## [Objetivos]
a - Diga se cada afirmação abaixo está de acordo com o texto sobre o desmonte da legislação ambiental, respondendo sim ou não e citando literalmente as palavras do texto que decidem a questão: (i) o Novo Código Florestal foi aprovado em 2012; (ii) a bancada ruralista fez sua fala pública no relançamento da Frente Parlamentar da Agropecuária em março de 2013; (iii) as medidas legislativas em curso para reduzir área ou grau de proteção ambiental alcançam 80 mil quilômetros quadrados.
b - Transcreva sem alterações as linhas dos registros a partir da primeira e pare depois da linha que contém "table-cell: 150 gr — [328, 323, 452, 339]", incluindo as duas extremidades.

___ Texto para leitura

Desmonte da legislação ambiental e do Estado: dois lados de uma mesma moeda

Por Alessandra Cardoso, para Heinrich Boll Stiftung Brasil.

É notório o acelerado processo de desconstrução dos direitos socioambientais erigidos em grande parte na Constituição Federal de 88, mas também em legislações infraconstitucionais, em atos administrativos e na estruturação de instituições com missão de fazê-los cumprir. São muitas as mudanças e evidências nessa direção, mas vale chamar atenção para três marcos desse processo e sua cronologia a qual também tem um papel revelador:

  • A aprovação de um Novo Código Florestal em 2012 que trouxe transformações paradigmáticas na forma como o proprietário privado deveria lidar com seu passivo ambiental e com a proteção ambiental, entre elas destacamos: i) redução do patamar de proteção ambiental com diminuição das Áreas de Reserva Legal e de Preservação Permanente; ii) anistia do desmatamento ilegal em terras privadas; iii) criação de um mercado de compensações ambientais como forma de resolver o restante do passivo ambiental que não foi anulado. A construção e aprovação deste Código foi também um marco político para o avanço da pauta do agronegócio no Congresso Nacional. Nada mais ilustrativo do que a fala pública da bancada ruralista em março de 2011 no relançamento da Frente Parlamentar da Agropecuária anunciando que tinham “força e objetivos” e que depois do Código Florestal estariam unidos para combater o que consideravam a “farra de criação de unidades de conservação e áreas indígenas”.
  • A ofensiva sistêmica para reduzir ou desafetar Unidades de Conservação, por meio de sucessivas Medidas Provisórias e Projetos de Lei. O processo iniciado em 2012 por Medida Provisória com o objetivo de viabilizar a instalação de grandes projetos hidrelétricos na Amazônia foi amplamente potencializado pela força e pressão da bancada ruralista. Estudos apontam que as medidas legislativas em curso para reduzir área ou grau de proteção ambiental alcançam 80 mil quilômetros quadrados.

______
___ Trechos dos registros

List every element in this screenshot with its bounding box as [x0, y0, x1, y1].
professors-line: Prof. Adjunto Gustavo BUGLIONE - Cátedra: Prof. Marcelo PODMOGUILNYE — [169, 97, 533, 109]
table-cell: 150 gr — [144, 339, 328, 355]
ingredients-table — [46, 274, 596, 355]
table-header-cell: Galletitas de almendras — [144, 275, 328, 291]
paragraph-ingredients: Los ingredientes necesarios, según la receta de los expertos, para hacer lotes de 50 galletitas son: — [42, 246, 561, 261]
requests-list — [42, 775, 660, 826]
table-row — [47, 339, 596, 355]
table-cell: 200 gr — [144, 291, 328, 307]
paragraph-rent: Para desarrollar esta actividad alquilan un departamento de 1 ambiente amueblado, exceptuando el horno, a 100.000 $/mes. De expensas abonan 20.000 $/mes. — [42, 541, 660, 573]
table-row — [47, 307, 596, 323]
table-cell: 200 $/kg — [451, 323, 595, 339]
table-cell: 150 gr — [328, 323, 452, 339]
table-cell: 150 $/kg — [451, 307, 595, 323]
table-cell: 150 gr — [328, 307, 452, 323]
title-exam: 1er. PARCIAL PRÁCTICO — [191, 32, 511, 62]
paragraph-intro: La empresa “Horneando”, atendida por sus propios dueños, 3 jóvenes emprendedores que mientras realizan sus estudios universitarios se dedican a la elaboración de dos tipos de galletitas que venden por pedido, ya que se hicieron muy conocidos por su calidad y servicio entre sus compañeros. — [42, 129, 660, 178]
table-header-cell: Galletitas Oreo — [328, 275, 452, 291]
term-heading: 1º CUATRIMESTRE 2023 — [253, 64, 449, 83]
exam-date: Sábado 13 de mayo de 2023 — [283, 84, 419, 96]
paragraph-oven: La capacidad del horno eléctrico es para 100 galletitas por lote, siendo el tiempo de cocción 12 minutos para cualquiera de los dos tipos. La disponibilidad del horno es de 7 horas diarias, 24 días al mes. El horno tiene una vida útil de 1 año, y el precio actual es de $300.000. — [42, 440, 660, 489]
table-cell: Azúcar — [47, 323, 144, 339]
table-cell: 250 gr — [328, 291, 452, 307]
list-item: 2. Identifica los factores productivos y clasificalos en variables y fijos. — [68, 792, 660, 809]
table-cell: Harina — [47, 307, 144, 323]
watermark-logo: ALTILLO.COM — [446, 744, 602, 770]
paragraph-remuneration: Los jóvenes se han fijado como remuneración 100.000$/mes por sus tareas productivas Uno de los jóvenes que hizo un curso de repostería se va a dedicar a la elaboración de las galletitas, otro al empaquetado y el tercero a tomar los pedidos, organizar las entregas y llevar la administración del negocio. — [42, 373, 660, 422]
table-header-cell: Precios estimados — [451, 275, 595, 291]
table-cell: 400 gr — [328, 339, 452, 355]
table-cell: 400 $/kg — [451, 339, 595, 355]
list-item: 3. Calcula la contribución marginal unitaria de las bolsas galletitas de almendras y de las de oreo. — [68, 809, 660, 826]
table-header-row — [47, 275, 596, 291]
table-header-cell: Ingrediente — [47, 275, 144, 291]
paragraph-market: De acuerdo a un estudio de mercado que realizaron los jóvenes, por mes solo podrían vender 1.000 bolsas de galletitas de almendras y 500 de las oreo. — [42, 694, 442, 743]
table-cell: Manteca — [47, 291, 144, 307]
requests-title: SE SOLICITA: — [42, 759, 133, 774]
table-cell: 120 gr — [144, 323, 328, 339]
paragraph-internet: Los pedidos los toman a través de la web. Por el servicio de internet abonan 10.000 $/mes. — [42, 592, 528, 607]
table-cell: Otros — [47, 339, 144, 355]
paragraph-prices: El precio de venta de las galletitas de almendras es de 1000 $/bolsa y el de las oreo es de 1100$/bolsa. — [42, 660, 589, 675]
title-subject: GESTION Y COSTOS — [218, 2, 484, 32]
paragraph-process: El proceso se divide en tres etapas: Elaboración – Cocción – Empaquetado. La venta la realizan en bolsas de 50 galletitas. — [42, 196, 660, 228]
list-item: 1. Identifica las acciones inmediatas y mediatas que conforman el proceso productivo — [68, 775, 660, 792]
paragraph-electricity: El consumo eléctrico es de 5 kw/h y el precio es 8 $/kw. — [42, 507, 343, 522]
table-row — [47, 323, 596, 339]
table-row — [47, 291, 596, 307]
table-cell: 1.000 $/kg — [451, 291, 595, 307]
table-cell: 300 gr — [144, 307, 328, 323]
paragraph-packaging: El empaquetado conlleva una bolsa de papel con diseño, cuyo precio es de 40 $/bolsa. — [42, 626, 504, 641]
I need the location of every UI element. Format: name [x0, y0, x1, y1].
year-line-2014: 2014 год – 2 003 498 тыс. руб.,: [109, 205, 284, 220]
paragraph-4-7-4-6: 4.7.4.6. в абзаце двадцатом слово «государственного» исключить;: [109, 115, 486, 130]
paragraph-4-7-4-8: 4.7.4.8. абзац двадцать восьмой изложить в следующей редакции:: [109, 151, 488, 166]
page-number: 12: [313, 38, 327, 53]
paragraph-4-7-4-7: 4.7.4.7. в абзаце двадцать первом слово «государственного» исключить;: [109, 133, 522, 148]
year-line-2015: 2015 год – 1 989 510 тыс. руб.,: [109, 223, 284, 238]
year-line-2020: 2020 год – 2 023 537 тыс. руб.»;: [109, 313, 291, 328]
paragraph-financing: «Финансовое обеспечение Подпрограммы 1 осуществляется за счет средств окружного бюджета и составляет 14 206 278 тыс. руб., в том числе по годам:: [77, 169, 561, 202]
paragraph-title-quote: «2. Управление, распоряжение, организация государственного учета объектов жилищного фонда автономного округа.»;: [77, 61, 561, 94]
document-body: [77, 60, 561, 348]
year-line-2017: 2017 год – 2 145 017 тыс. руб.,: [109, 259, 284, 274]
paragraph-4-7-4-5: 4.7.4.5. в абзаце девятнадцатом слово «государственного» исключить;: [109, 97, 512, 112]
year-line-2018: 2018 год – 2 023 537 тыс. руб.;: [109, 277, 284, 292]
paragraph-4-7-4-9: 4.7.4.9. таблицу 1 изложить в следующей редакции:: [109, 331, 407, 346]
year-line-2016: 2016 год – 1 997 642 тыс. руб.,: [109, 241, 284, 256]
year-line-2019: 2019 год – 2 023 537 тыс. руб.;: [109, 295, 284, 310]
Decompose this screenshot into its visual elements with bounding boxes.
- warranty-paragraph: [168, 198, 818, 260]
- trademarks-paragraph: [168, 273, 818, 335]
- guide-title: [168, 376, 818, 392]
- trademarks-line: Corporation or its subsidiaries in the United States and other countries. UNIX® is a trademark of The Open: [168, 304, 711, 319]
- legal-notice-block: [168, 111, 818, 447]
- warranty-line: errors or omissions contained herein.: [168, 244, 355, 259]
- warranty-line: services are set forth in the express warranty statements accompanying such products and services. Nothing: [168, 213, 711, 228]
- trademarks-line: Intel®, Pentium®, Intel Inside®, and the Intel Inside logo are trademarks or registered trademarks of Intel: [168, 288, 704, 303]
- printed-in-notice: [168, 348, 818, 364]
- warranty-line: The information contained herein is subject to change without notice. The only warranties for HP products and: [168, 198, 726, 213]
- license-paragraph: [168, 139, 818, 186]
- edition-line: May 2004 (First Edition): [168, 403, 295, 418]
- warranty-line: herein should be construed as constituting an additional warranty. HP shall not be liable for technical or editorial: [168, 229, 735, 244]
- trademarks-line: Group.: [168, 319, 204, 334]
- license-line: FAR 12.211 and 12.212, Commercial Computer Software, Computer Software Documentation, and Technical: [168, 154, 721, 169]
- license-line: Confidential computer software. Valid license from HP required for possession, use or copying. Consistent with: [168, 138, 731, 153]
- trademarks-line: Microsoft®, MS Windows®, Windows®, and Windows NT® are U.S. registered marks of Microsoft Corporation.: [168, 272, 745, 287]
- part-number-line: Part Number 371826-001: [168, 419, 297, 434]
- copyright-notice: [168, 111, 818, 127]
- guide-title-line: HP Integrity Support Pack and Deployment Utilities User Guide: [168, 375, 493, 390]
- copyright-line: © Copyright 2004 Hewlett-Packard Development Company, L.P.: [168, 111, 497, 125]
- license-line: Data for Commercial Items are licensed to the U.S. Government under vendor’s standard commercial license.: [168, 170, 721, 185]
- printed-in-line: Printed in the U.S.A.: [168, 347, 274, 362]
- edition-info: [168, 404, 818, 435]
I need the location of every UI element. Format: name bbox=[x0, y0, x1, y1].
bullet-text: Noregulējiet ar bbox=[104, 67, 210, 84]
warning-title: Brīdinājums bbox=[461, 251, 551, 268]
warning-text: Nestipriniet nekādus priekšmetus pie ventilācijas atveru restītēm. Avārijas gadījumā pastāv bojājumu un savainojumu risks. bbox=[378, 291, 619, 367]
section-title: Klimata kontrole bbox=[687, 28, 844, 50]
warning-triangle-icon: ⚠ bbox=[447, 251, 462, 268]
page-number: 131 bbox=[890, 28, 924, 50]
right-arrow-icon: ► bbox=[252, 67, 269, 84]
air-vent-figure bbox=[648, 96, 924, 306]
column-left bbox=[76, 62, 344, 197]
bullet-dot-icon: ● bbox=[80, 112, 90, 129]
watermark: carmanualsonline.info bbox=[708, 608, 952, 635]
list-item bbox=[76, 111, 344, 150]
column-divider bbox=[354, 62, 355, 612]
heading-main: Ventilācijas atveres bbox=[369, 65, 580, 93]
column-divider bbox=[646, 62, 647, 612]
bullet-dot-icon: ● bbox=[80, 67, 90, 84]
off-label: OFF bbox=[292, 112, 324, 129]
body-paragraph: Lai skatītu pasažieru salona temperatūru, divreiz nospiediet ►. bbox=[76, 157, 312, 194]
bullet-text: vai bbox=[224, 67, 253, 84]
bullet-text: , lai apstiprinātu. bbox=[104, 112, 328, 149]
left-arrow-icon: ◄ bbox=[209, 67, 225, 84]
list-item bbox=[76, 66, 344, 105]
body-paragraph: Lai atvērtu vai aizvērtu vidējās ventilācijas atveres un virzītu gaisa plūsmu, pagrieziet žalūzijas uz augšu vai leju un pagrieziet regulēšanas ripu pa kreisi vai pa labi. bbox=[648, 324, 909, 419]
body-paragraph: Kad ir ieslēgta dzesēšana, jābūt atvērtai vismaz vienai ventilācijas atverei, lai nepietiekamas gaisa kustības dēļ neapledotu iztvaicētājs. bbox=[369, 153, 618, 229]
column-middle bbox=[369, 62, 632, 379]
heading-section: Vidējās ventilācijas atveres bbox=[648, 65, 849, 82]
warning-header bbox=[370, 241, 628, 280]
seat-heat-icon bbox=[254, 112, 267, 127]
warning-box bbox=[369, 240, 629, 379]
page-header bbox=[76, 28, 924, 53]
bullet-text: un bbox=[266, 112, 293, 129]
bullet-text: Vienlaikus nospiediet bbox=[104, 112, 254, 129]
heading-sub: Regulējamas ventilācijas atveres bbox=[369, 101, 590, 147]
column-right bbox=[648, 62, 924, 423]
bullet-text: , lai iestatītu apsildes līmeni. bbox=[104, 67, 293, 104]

______

## [Respostas por tarefa]
a -
(i) Sim: "A aprovação de um Novo Código Florestal em 2012"
(ii) Não: "a fala pública da bancada ruralista em março de 2011 no relançamento da Frente Parlamentar da Agropecuária"
(iii) Sim: "as medidas legislativas em curso para reduzir área ou grau de proteção ambiental alcançam 80 mil quilômetros quadrados"

b -
List every element in this screenshot with its bounding box as [x0, y0, x1, y1].
professors-line: Prof. Adjunto Gustavo BUGLIONE - Cátedra: Prof. Marcelo PODMOGUILNYE — [169, 97, 533, 109]
table-cell: 150 gr — [144, 339, 328, 355]
ingredients-table — [46, 274, 596, 355]
table-header-cell: Galletitas de almendras — [144, 275, 328, 291]
paragraph-ingredients: Los ingredientes necesarios, según la receta de los expertos, para hacer lotes de 50 galletitas son: — [42, 246, 561, 261]
requests-list — [42, 775, 660, 826]
table-row — [47, 339, 596, 355]
table-cell: 200 gr — [144, 291, 328, 307]
paragraph-rent: Para desarrollar esta actividad alquilan un departamento de 1 ambiente amueblado, exceptuando el horno, a 100.000 $/mes. De expensas abonan 20.000 $/mes. — [42, 541, 660, 573]
table-row — [47, 307, 596, 323]
table-cell: 200 $/kg — [451, 323, 595, 339]
table-cell: 150 gr — [328, 323, 452, 339]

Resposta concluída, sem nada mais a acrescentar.